◆ **Short problem**
What you return should match every record exactly, with the images removed.
+++ Raw records
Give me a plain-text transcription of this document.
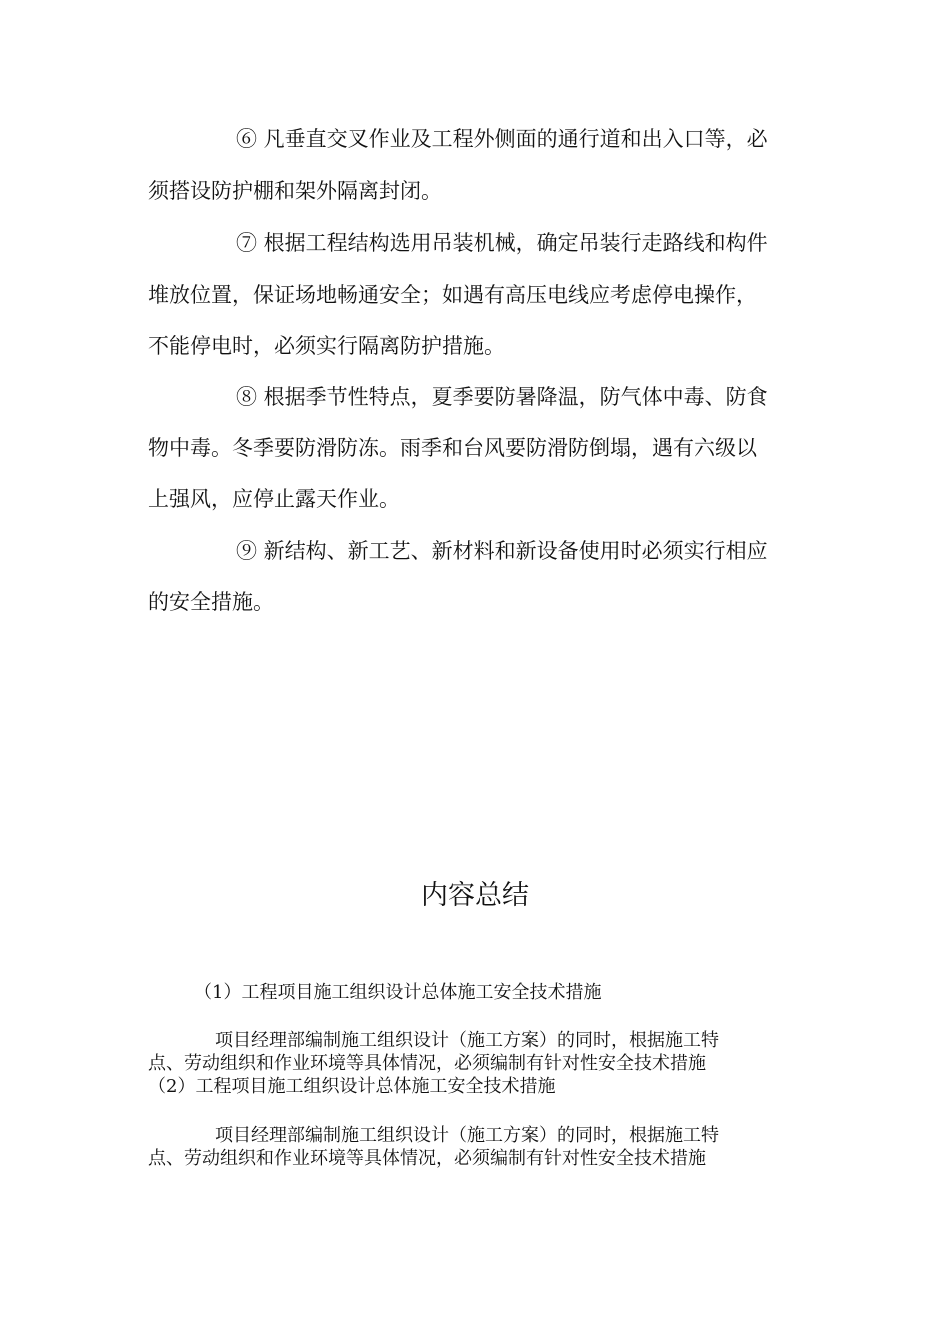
⑥ 凡垂直交叉作业及工程外侧面的通行道和出入口等，必
须搭设防护棚和架外隔离封闭。
⑦ 根据工程结构选用吊装机械，确定吊装行走路线和构件
堆放位置，保证场地畅通安全；如遇有高压电线应考虑停电操作，
不能停电时，必须实行隔离防护措施。
⑧ 根据季节性特点，夏季要防暑降温，防气体中毒、防食
物中毒。冬季要防滑防冻。雨季和台风要防滑防倒塌，遇有六级以
上强风，应停止露天作业。
⑨ 新结构、新工艺、新材料和新设备使用时必须实行相应
的安全措施。
内容总结
（1）工程项目施工组织设计总体施工安全技术措施
项目经理部编制施工组织设计（施工方案）的同时，根据施工特
点、劳动组织和作业环境等具体情况，必须编制有针对性安全技术措施
（2）工程项目施工组织设计总体施工安全技术措施
项目经理部编制施工组织设计（施工方案）的同时，根据施工特
点、劳动组织和作业环境等具体情况，必须编制有针对性安全技术措施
++++++
◆ **Exercise output**
Give me a plain-text transcription of this document.
⑥ 凡垂直交叉作业及工程外侧面的通行道和出入口等，必
须搭设防护棚和架外隔离封闭。
⑦ 根据工程结构选用吊装机械，确定吊装行走路线和构件
堆放位置，保证场地畅通安全；如遇有高压电线应考虑停电操作，
不能停电时，必须实行隔离防护措施。
⑧ 根据季节性特点，夏季要防暑降温，防气体中毒、防食
物中毒。冬季要防滑防冻。雨季和台风要防滑防倒塌，遇有六级以
上强风，应停止露天作业。
⑨ 新结构、新工艺、新材料和新设备使用时必须实行相应
的安全措施。
内容总结
（1）工程项目施工组织设计总体施工安全技术措施
项目经理部编制施工组织设计（施工方案）的同时，根据施工特
点、劳动组织和作业环境等具体情况，必须编制有针对性安全技术措施
（2）工程项目施工组织设计总体施工安全技术措施
项目经理部编制施工组织设计（施工方案）的同时，根据施工特
点、劳动组织和作业环境等具体情况，必须编制有针对性安全技术措施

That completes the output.